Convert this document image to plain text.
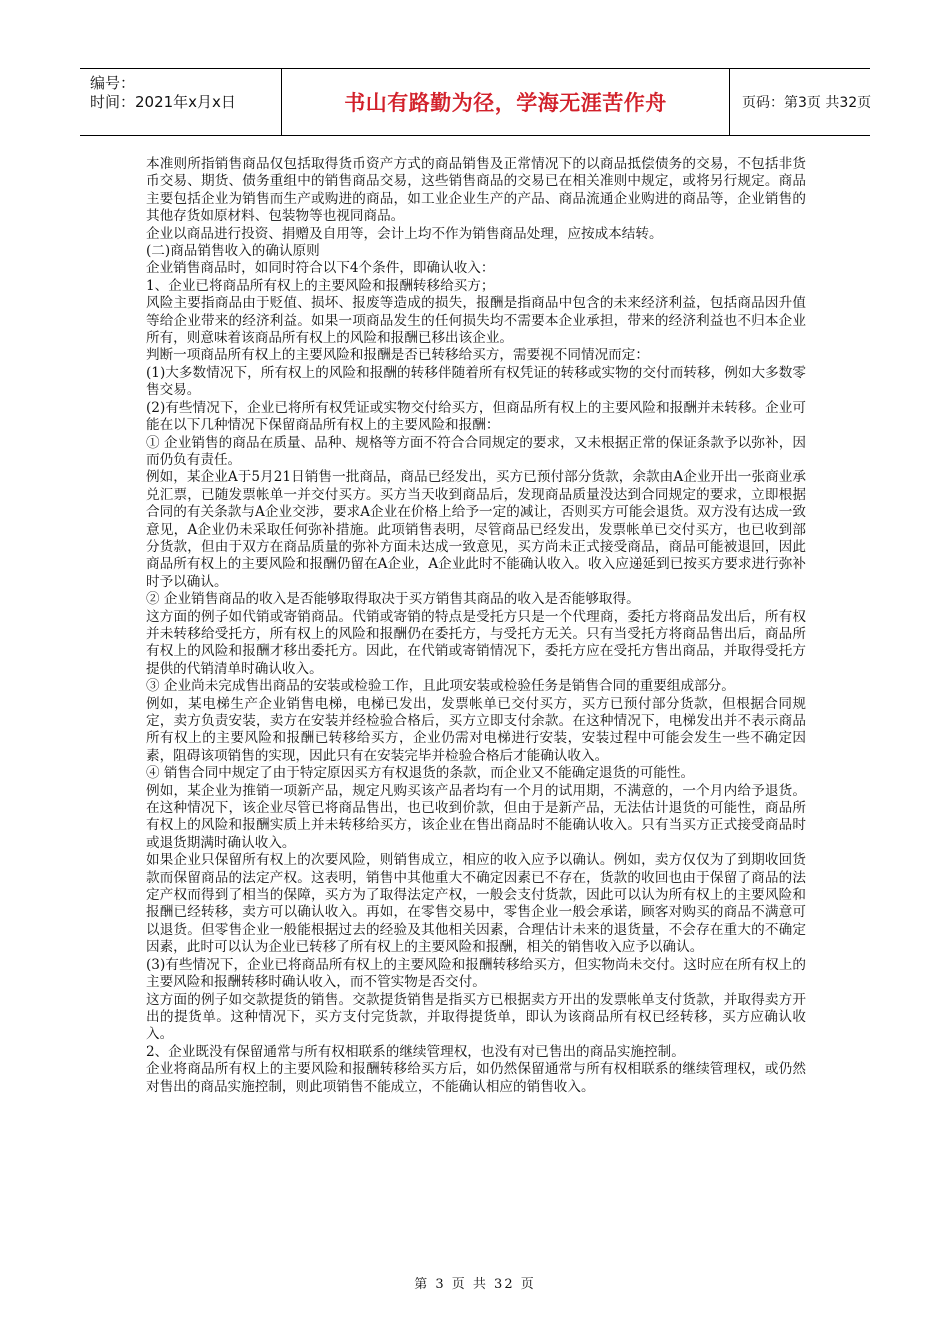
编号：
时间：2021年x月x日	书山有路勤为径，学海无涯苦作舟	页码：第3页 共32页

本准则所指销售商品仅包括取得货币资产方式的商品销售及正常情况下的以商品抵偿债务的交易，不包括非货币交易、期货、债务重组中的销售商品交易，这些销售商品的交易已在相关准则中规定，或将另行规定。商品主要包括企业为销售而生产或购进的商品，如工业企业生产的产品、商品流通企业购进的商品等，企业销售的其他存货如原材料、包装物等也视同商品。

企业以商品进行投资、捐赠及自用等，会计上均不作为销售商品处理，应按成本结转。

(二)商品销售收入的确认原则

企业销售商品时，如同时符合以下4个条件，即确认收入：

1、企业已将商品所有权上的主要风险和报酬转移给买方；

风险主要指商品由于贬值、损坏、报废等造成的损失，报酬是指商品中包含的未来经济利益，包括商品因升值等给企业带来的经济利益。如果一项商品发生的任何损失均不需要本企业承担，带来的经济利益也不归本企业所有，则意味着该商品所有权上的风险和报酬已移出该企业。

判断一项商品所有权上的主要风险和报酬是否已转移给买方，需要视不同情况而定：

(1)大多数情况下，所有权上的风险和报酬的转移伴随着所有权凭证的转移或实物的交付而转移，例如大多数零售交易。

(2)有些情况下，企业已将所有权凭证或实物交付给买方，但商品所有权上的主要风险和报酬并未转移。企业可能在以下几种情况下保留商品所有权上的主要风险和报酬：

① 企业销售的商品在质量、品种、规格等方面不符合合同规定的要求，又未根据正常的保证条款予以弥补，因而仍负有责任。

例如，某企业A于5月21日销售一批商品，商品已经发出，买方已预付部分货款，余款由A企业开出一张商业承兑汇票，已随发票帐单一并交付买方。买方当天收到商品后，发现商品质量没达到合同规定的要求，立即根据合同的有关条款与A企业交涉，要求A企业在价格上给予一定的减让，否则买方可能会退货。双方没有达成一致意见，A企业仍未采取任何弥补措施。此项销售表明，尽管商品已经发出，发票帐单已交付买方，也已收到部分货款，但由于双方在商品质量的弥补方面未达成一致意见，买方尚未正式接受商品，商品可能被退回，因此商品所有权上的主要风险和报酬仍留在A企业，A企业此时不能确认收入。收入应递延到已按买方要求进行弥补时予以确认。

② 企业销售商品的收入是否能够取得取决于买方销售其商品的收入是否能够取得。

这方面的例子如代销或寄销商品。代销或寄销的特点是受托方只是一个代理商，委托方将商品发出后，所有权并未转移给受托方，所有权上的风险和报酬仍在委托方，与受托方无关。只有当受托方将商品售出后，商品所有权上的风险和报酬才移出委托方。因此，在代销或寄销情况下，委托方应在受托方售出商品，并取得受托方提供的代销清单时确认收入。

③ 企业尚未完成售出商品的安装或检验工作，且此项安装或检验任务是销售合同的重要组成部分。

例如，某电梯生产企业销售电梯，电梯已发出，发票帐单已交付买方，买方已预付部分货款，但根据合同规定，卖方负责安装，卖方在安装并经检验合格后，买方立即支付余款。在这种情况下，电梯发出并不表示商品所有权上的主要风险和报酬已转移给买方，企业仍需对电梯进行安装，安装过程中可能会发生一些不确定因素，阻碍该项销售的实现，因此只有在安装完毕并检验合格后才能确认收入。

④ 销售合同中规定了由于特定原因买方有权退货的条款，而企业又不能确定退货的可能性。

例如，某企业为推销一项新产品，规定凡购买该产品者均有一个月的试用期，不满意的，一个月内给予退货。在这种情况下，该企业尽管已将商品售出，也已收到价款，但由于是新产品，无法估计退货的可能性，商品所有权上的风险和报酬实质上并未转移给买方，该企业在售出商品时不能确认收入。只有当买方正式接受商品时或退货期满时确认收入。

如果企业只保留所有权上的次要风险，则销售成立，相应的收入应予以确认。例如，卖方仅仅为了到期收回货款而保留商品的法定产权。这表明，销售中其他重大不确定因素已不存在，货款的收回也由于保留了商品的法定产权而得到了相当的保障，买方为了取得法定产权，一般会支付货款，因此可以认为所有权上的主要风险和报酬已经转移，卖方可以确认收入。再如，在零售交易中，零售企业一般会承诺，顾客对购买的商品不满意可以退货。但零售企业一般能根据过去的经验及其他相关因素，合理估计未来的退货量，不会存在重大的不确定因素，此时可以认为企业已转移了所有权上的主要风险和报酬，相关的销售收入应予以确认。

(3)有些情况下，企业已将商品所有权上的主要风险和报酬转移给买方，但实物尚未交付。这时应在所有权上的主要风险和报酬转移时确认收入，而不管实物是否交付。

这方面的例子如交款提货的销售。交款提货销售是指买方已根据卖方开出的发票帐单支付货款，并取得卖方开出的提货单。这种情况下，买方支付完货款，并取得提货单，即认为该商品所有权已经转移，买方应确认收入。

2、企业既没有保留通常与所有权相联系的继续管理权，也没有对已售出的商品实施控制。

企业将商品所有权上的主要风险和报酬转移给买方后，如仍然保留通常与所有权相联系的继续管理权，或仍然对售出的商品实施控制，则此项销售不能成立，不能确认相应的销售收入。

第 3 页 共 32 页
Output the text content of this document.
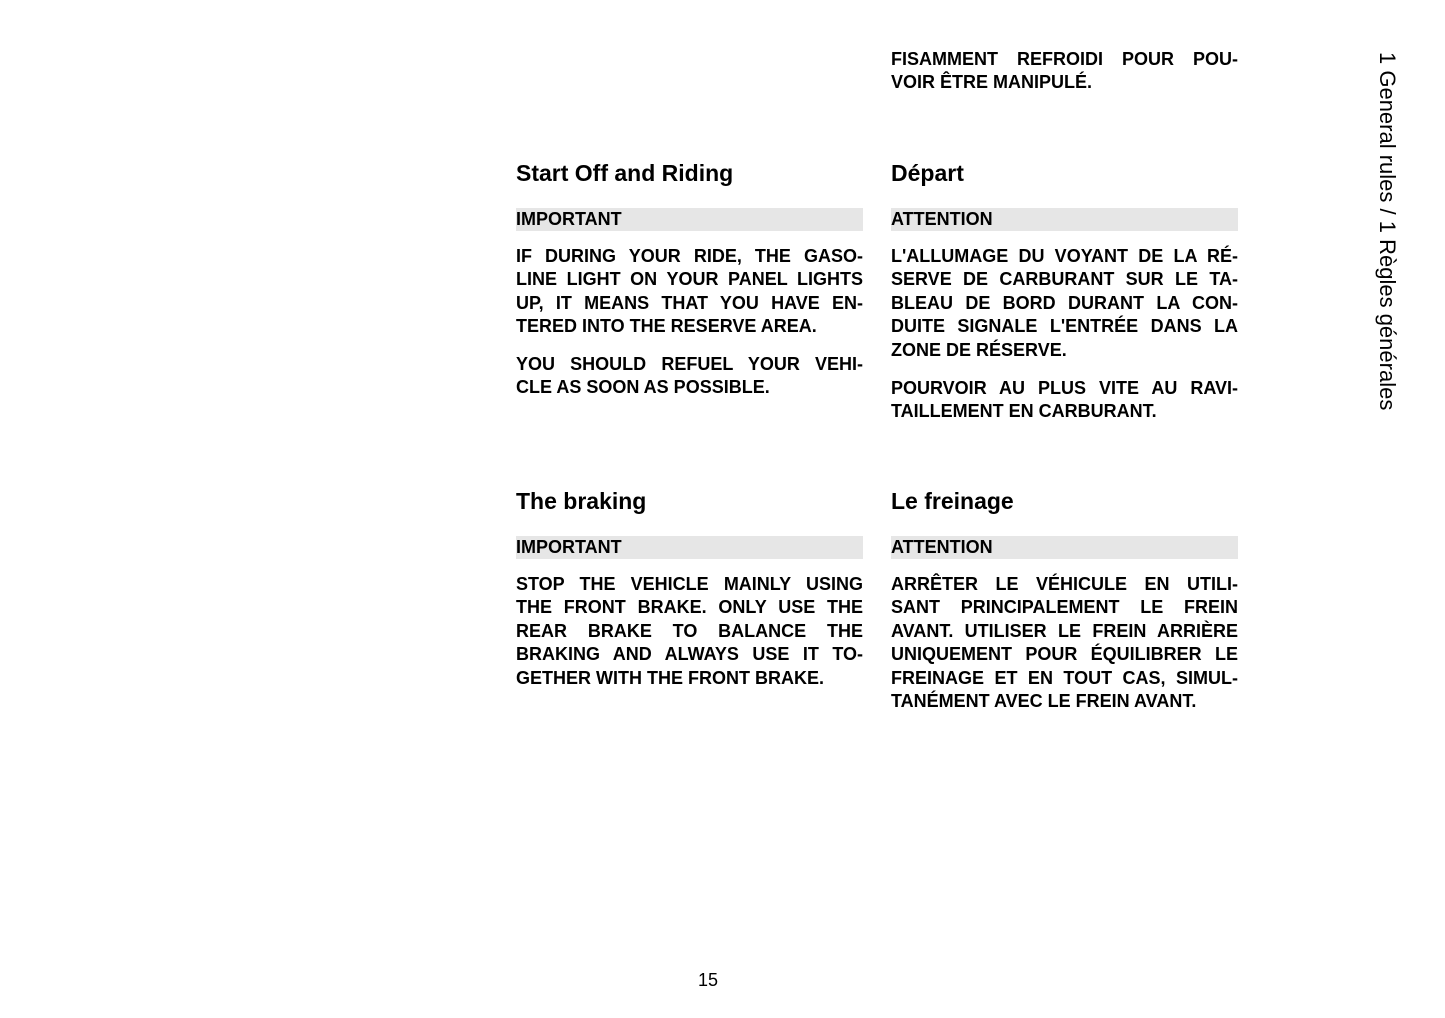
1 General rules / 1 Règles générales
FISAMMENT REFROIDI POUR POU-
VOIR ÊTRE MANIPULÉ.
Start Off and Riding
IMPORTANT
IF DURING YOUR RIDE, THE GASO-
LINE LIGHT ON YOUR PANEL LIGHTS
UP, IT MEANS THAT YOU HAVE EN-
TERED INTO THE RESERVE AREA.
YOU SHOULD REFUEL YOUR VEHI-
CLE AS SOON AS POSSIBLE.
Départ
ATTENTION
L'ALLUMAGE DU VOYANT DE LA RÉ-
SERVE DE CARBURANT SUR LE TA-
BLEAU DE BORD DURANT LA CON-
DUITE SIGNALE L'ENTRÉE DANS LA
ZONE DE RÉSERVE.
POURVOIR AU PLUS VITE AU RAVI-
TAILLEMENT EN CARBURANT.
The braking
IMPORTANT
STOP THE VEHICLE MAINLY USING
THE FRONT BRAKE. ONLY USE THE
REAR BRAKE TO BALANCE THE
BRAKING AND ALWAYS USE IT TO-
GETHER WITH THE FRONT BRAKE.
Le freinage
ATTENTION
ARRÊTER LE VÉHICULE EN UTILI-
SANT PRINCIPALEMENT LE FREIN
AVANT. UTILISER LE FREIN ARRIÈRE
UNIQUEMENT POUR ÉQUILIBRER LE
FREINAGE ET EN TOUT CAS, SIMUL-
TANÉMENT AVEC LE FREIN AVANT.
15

---*---

Exercise prompt:
Where the line containing "Output the text content of this document." appears above, start there and set down each line exactly through the last line of the data; leave out every picture.

Final result:
Output the text content of this document.
1 General rules / 1 Règles générales
FISAMMENT REFROIDI POUR POU-
VOIR ÊTRE MANIPULÉ.
Start Off and Riding
IMPORTANT
IF DURING YOUR RIDE, THE GASO-
LINE LIGHT ON YOUR PANEL LIGHTS
UP, IT MEANS THAT YOU HAVE EN-
TERED INTO THE RESERVE AREA.
YOU SHOULD REFUEL YOUR VEHI-
CLE AS SOON AS POSSIBLE.
Départ
ATTENTION
L'ALLUMAGE DU VOYANT DE LA RÉ-
SERVE DE CARBURANT SUR LE TA-
BLEAU DE BORD DURANT LA CON-
DUITE SIGNALE L'ENTRÉE DANS LA
ZONE DE RÉSERVE.
POURVOIR AU PLUS VITE AU RAVI-
TAILLEMENT EN CARBURANT.
The braking
IMPORTANT
STOP THE VEHICLE MAINLY USING
THE FRONT BRAKE. ONLY USE THE
REAR BRAKE TO BALANCE THE
BRAKING AND ALWAYS USE IT TO-
GETHER WITH THE FRONT BRAKE.
Le freinage
ATTENTION
ARRÊTER LE VÉHICULE EN UTILI-
SANT PRINCIPALEMENT LE FREIN
AVANT. UTILISER LE FREIN ARRIÈRE
UNIQUEMENT POUR ÉQUILIBRER LE
FREINAGE ET EN TOUT CAS, SIMUL-
TANÉMENT AVEC LE FREIN AVANT.
15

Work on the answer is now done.